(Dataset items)
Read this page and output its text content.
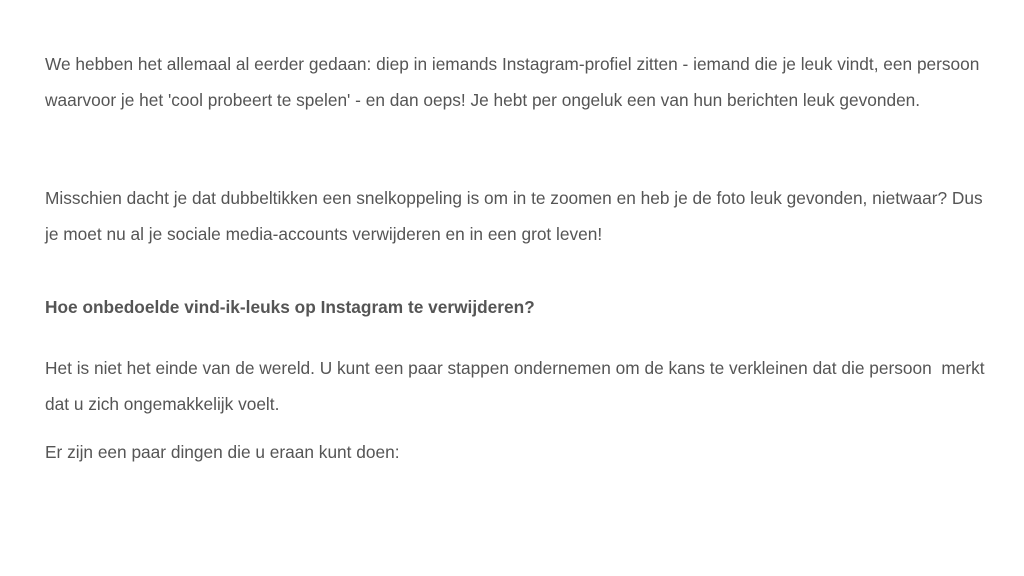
We hebben het allemaal al eerder gedaan: diep in iemands Instagram-profiel zitten - iemand die je leuk vindt, een persoon waarvoor je het 'cool probeert te spelen' - en dan oeps! Je hebt per ongeluk een van hun berichten leuk gevonden.

Misschien dacht je dat dubbeltikken een snelkoppeling is om in te zoomen en heb je de foto leuk gevonden, nietwaar? Dus je moet nu al je sociale media-accounts verwijderen en in een grot leven!

Hoe onbedoelde vind-ik-leuks op Instagram te verwijderen?

Het is niet het einde van de wereld. U kunt een paar stappen ondernemen om de kans te verkleinen dat die persoon  merkt dat u zich ongemakkelijk voelt.

Er zijn een paar dingen die u eraan kunt doen:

## WRITTEN TASK
Retype every record above exactly as written, but leave out the pictures.

## RESULT
Read this page and output its text content.
We hebben het allemaal al eerder gedaan: diep in iemands Instagram-profiel zitten - iemand die je leuk vindt, een persoon waarvoor je het 'cool probeert te spelen' - en dan oeps! Je hebt per ongeluk een van hun berichten leuk gevonden.

Misschien dacht je dat dubbeltikken een snelkoppeling is om in te zoomen en heb je de foto leuk gevonden, nietwaar? Dus je moet nu al je sociale media-accounts verwijderen en in een grot leven!

Hoe onbedoelde vind-ik-leuks op Instagram te verwijderen?

Het is niet het einde van de wereld. U kunt een paar stappen ondernemen om de kans te verkleinen dat die persoon  merkt dat u zich ongemakkelijk voelt.

Er zijn een paar dingen die u eraan kunt doen:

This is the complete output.